→ **Detalhes do problema**: Diga se cada afirmação abaixo está de acordo com o texto extraído, respondendo sim ou não e citando literalmente as palavras do texto que decidem a questão. (a) Menos de 5% dos homicídios anuais são investigados e punidos. (b) A oposição sugere fortalecer a PM para reduzir o crime. (c) O direito à própria vida é tratado como um mínimo em qualquer país.

→ **Texto extraído**:
-.-.-

Não pode existir democracia sem a expectativa, por parte das pessoas, de que a lei vai ser aplicada — pois só assim seus direitos poderão ser exercidos. Como falar de democracia num país com mais de 60 000 homicídios por ano, dos quais menos de 5% são investigados e punidos? Mais de 60 000 assassinatos num ano são uma agressão tão clara à democracia quanto um desfile de tanques de guerra para tomar o palácio do governo; aqui são considerados um “problema social” pelos democratas-­progressistas. (A solução sugerida pela oposição, e levada a sério por gente de grande intelecto, é acabar com a PM; acham que sem polícia o crime vai diminuir.) A verdade é que o atual regime brasileiro não consegue dar ao cidadão nem sequer o direito à própria vida — um mínimo dos mínimos, em qualquer país do mundo. Não se asseguram os direitos de propriedade, de ir e vir, de integridade física. Não se assegura coisa nenhuma — só a punição para quem o Estado acha que está lhe devendo 1 centavo de imposto, ou deixando de cumprir algum item nos milhões de leis que uma burocracia tirânica e irresponsável multiplica como ratazanas. “Constituição Cidadã”? Só a ideia já é uma piada.

-.-.-

→ **Itens fornecidos**:

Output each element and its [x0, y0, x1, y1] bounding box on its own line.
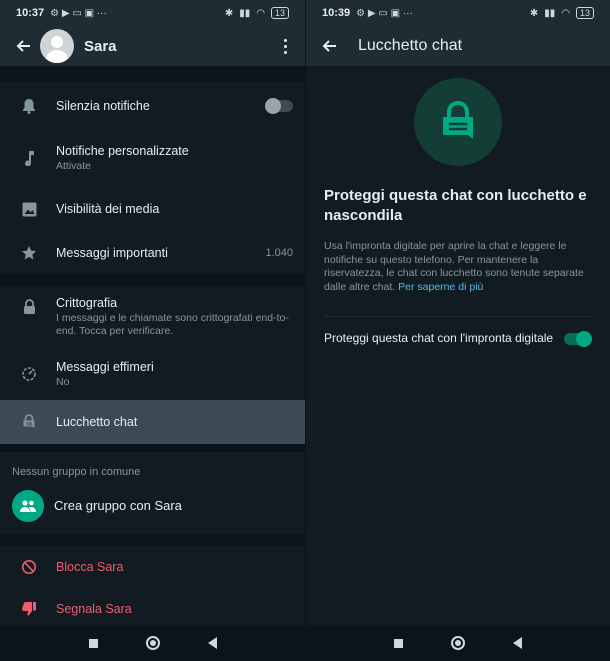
- disappearing-messages-row[interactable]: Messaggi effimeri No: [0, 350, 305, 398]
- starred-messages-label: Messaggi importanti: [56, 246, 168, 260]
- block-icon: [18, 556, 40, 578]
- disappearing-messages-label: Messaggi effimeri: [56, 359, 154, 374]
- image-icon: [18, 198, 40, 220]
- lock-icon: [18, 296, 40, 318]
- chat-lock-icon: [18, 411, 40, 433]
- wifi-icon: ◠: [256, 7, 265, 19]
- media-visibility-row[interactable]: Visibilità dei media: [0, 186, 305, 232]
- chat-lock-hero-icon: [414, 78, 502, 166]
- fingerprint-lock-toggle[interactable]: [564, 330, 592, 347]
- home-button[interactable]: [451, 636, 465, 650]
- starred-messages-row[interactable]: Messaggi importanti 1.040: [0, 232, 305, 274]
- bell-icon: [18, 95, 40, 117]
- section-divider: [324, 316, 592, 317]
- block-label: Blocca Sara: [56, 560, 124, 574]
- mute-toggle[interactable]: [265, 98, 293, 114]
- recents-button[interactable]: [88, 638, 98, 648]
- section-divider: [0, 534, 305, 546]
- status-bar: 10:39 ⚙ ▶ ▭ ▣ ··· ✱ ▮▮ ◠ 13: [306, 0, 610, 26]
- music-note-icon: [18, 147, 40, 169]
- chat-lock-description: Usa l'impronta digitale per aprire la ch…: [324, 240, 592, 294]
- encryption-description: I messaggi e le chiamate sono crittograf…: [56, 312, 289, 337]
- section-divider: [0, 274, 305, 286]
- create-group-label: Crea gruppo con Sara: [54, 498, 182, 513]
- contact-info-screen: 10:37 ⚙ ▶ ▭ ▣ ··· ✱ ▮▮ ◠ 13 Sara Silenzi…: [0, 0, 305, 661]
- recents-button[interactable]: [394, 638, 403, 648]
- chat-lock-heading: Proteggi questa chat con lucchetto e nas…: [324, 187, 587, 224]
- signal-icon: ▮▮: [239, 7, 251, 19]
- report-contact-row[interactable]: Segnala Sara: [0, 588, 305, 630]
- media-visibility-label: Visibilità dei media: [56, 202, 160, 216]
- status-time: 10:39: [322, 7, 351, 19]
- battery-indicator: 13: [575, 7, 594, 19]
- starred-messages-count: 1.040: [265, 247, 293, 259]
- battery-indicator: 13: [270, 7, 289, 19]
- contact-name[interactable]: Sara: [84, 38, 117, 55]
- back-button[interactable]: [513, 637, 522, 649]
- status-notification-icons: ⚙ ▶ ▭ ▣ ···: [356, 7, 413, 19]
- learn-more-link[interactable]: Per saperne di più: [398, 281, 483, 293]
- back-arrow-icon[interactable]: [318, 35, 340, 57]
- report-label: Segnala Sara: [56, 602, 132, 616]
- android-nav-bar: [306, 625, 610, 661]
- section-divider: [0, 66, 305, 82]
- back-button[interactable]: [207, 637, 217, 649]
- group-icon: [12, 490, 44, 522]
- status-bar: 10:37 ⚙ ▶ ▭ ▣ ··· ✱ ▮▮ ◠ 13: [0, 0, 305, 26]
- custom-notifications-row[interactable]: Notifiche personalizzate Attivate: [0, 130, 305, 186]
- android-nav-bar: [0, 625, 305, 661]
- chat-lock-app-bar: Lucchetto chat: [306, 26, 610, 66]
- encryption-row[interactable]: Crittografia I messaggi e le chiamate so…: [0, 286, 305, 350]
- bluetooth-icon: ✱: [224, 7, 234, 19]
- page-title: Lucchetto chat: [358, 37, 463, 54]
- mute-label: Silenzia notifiche: [56, 99, 150, 113]
- star-icon: [18, 242, 40, 264]
- custom-notifications-status: Attivate: [56, 159, 92, 172]
- avatar[interactable]: [40, 29, 74, 63]
- home-button[interactable]: [145, 636, 160, 650]
- bluetooth-icon: ✱: [529, 7, 539, 19]
- chat-lock-screen: 10:39 ⚙ ▶ ▭ ▣ ··· ✱ ▮▮ ◠ 13 Lucchetto ch…: [305, 0, 610, 661]
- status-system-icons: ✱ ▮▮ ◠ 13: [225, 7, 289, 19]
- status-time: 10:37: [16, 7, 45, 19]
- status-system-icons: ✱ ▮▮ ◠ 13: [530, 7, 594, 19]
- fingerprint-lock-row[interactable]: Proteggi questa chat con l'impronta digi…: [324, 330, 592, 347]
- more-vert-icon[interactable]: [277, 35, 293, 57]
- fingerprint-lock-label: Proteggi questa chat con l'impronta digi…: [324, 331, 554, 345]
- encryption-label: Crittografia: [56, 296, 118, 310]
- chat-lock-row[interactable]: Lucchetto chat: [0, 400, 305, 444]
- wifi-icon: ◠: [561, 7, 570, 19]
- mute-notifications-row[interactable]: Silenzia notifiche: [0, 82, 305, 130]
- section-divider: [0, 444, 305, 452]
- disappearing-messages-status: No: [56, 375, 70, 388]
- create-group-row[interactable]: Crea gruppo con Sara: [0, 484, 305, 528]
- custom-notifications-label: Notifiche personalizzate: [56, 143, 189, 158]
- thumbs-down-icon: [18, 598, 40, 620]
- back-arrow-icon[interactable]: [12, 35, 34, 57]
- signal-icon: ▮▮: [544, 7, 556, 19]
- contact-app-bar: Sara: [0, 26, 305, 66]
- block-contact-row[interactable]: Blocca Sara: [0, 546, 305, 588]
- status-notification-icons: ⚙ ▶ ▭ ▣ ···: [50, 7, 107, 19]
- timer-icon: [18, 363, 40, 385]
- common-groups-label: Nessun gruppo in comune: [12, 466, 141, 478]
- chat-lock-label: Lucchetto chat: [56, 415, 138, 429]
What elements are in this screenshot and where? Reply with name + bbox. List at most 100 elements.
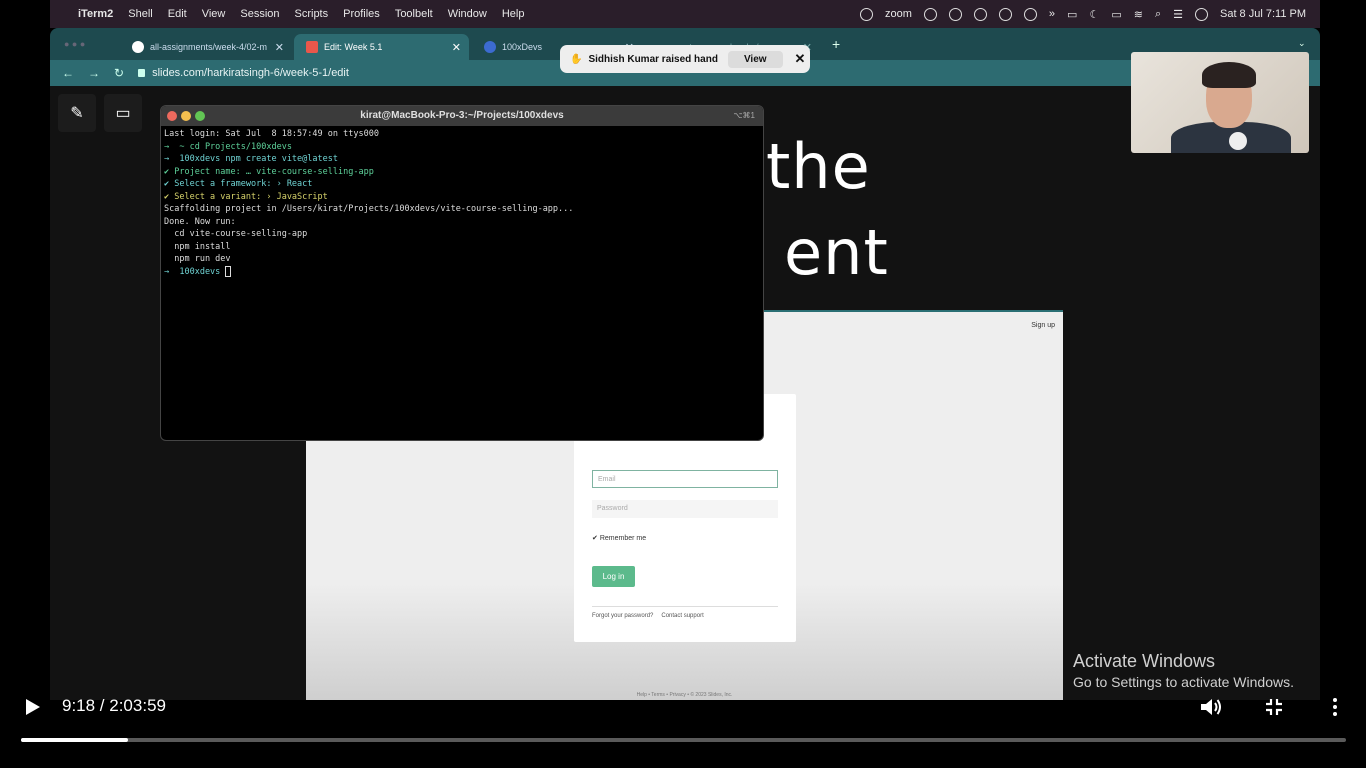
zoom-label[interactable]: zoom [885,8,912,20]
remember-checkbox[interactable]: ✔ Remember me [592,534,646,542]
terminal-line: npm install [164,241,231,252]
terminal-line: Done. Now run: [164,216,236,227]
control-center-icon[interactable]: ☰ [1173,8,1183,21]
contact-support-link[interactable]: Contact support [661,613,703,619]
tab-label: all-assignments/week-4/02-m [150,42,268,52]
menu-help[interactable]: Help [502,8,525,20]
menu-view[interactable]: View [202,8,226,20]
clock[interactable]: Sat 8 Jul 7:11 PM [1220,8,1306,20]
progress-fill [21,738,129,742]
terminal-line: npm run dev [164,254,231,264]
present-button[interactable]: ▭ [104,94,142,132]
pen-tool-button[interactable]: ✎ [58,94,96,132]
reload-icon[interactable]: ↻ [114,66,124,80]
slides-icon [306,41,318,53]
battery-icon[interactable]: ▭ [1067,8,1077,21]
menu-profiles[interactable]: Profiles [343,8,380,20]
more-options-icon[interactable] [1330,697,1340,717]
menu-shell[interactable]: Shell [128,8,152,20]
notification-text: Sidhish Kumar raised hand [588,53,718,65]
terminal-title: kirat@MacBook-Pro-3:~/Projects/100xdevs [360,110,564,121]
terminal-line: cd vite-course-selling-app [164,229,308,239]
tab-label: 100xDevs [502,42,543,52]
chevron-down-icon[interactable]: ⌄ [1298,38,1306,49]
window-controls-icon: ● ● ● [64,39,86,49]
email-field[interactable]: Email [592,470,778,488]
terminal-line: Last login: Sat Jul 8 18:57:49 on ttys00… [164,129,379,139]
browser-window: ● ● ● all-assignments/week-4/02-m ✕ Edit… [50,28,1320,700]
card-footer: Forgot your password? Contact support [592,606,778,619]
terminal-prompt-line[interactable]: → 100xdevs [164,265,760,279]
maximize-icon[interactable] [195,111,205,121]
new-tab-icon[interactable]: + [832,36,840,52]
back-icon[interactable]: ← [62,66,74,80]
page-footer: Help • Terms • Privacy • © 2023 Slides, … [636,692,733,698]
forward-icon[interactable]: → [88,66,100,80]
activate-subtitle: Go to Settings to activate Windows. [1073,674,1294,690]
terminal-prompt: → 100xdevs [164,266,226,277]
webcam-video [1131,52,1309,153]
activate-title: Activate Windows [1073,651,1216,671]
menu-app-name[interactable]: iTerm2 [78,8,113,20]
exit-fullscreen-icon[interactable] [1264,697,1284,717]
tab-label: Edit: Week 5.1 [324,42,383,52]
close-icon[interactable]: ✕ [795,51,806,67]
progress-bar[interactable] [21,738,1346,742]
github-icon [132,41,144,53]
battery-status-icon[interactable]: ▭ [1111,8,1121,21]
terminal-shortcut: ⌥⌘1 [733,111,755,120]
menu-window[interactable]: Window [448,8,487,20]
slide-editor: ✎ ▭ the ent Sign up Email Password ✔ Rem… [50,86,1320,700]
menu-toolbelt[interactable]: Toolbelt [395,8,433,20]
minimize-icon[interactable] [181,111,191,121]
slide-text-line2: ent [784,216,889,289]
terminal-line: ✔ Select a framework: › React [164,179,313,189]
siri-icon[interactable] [1194,7,1208,21]
password-field[interactable]: Password [592,500,778,518]
volume-icon[interactable] [1199,696,1223,718]
signup-link[interactable]: Sign up [1031,322,1055,329]
microphone-icon [1229,132,1247,150]
menu-scripts[interactable]: Scripts [295,8,329,20]
slide-text-line1: the [766,130,871,203]
search-icon[interactable]: ⌕ [1155,8,1161,21]
play-icon[interactable] [22,697,42,717]
status-icon[interactable] [860,7,873,21]
mac-menubar: iTerm2 Shell Edit View Session Scripts P… [50,0,1320,28]
cursor-icon [225,265,232,277]
forgot-password-link[interactable]: Forgot your password? [592,613,653,619]
menu-edit[interactable]: Edit [168,8,187,20]
forward-icon[interactable]: » [1049,8,1055,20]
terminal-line: → ~ cd Projects/100xdevs [164,141,292,152]
status-icon[interactable] [923,7,937,21]
terminal-window[interactable]: kirat@MacBook-Pro-3:~/Projects/100xdevs … [160,105,764,441]
view-button[interactable]: View [727,50,783,68]
terminal-line: Scaffolding project in /Users/kirat/Proj… [164,204,574,214]
time-display: 9:18 / 2:03:59 [62,696,166,715]
menu-session[interactable]: Session [240,8,279,20]
tab-edit-week[interactable]: Edit: Week 5.1 ✕ [294,34,469,60]
url-input[interactable]: slides.com/harkiratsingh-6/week-5-1/edit [152,67,349,79]
close-icon[interactable] [167,111,177,121]
nav-buttons: ← → ↻ [62,66,124,80]
remember-label: Remember me [599,535,647,542]
close-icon[interactable]: ✕ [452,41,461,54]
wifi-icon[interactable]: ≋ [1134,8,1143,21]
tab-github[interactable]: all-assignments/week-4/02-m ✕ [120,34,292,60]
status-icon[interactable] [1023,7,1037,21]
lock-icon[interactable] [138,69,146,77]
login-button[interactable]: Log in [592,566,635,587]
terminal-output[interactable]: Last login: Sat Jul 8 18:57:49 on ttys00… [161,126,763,280]
moon-icon[interactable]: ☾ [1089,8,1099,21]
pen-icon: ✎ [70,105,84,122]
hand-icon: ✋ [570,53,583,65]
100xdevs-icon [484,41,496,53]
terminal-line: ✔ Project name: … vite-course-selling-ap… [164,166,374,177]
terminal-titlebar[interactable]: kirat@MacBook-Pro-3:~/Projects/100xdevs … [161,106,763,126]
status-icon[interactable] [948,7,962,21]
terminal-line: → 100xdevs npm create vite@latest [164,154,338,164]
activate-windows-watermark: Activate Windows Go to Settings to activ… [1073,651,1294,690]
close-icon[interactable]: ✕ [275,41,284,54]
status-icon[interactable] [973,7,987,21]
status-icon[interactable] [998,7,1012,21]
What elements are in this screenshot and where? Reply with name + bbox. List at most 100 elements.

-.-.-

→ **Resposta da tarefa**:
(a) Sim: “dos quais menos de 5% são investigados e punidos”.
(b) Não: “A solução sugerida pela oposição, e levada a sério por gente de grande intelecto, é acabar com a PM”.
(c) Sim: “um mínimo dos mínimos, em qualquer país do mundo”.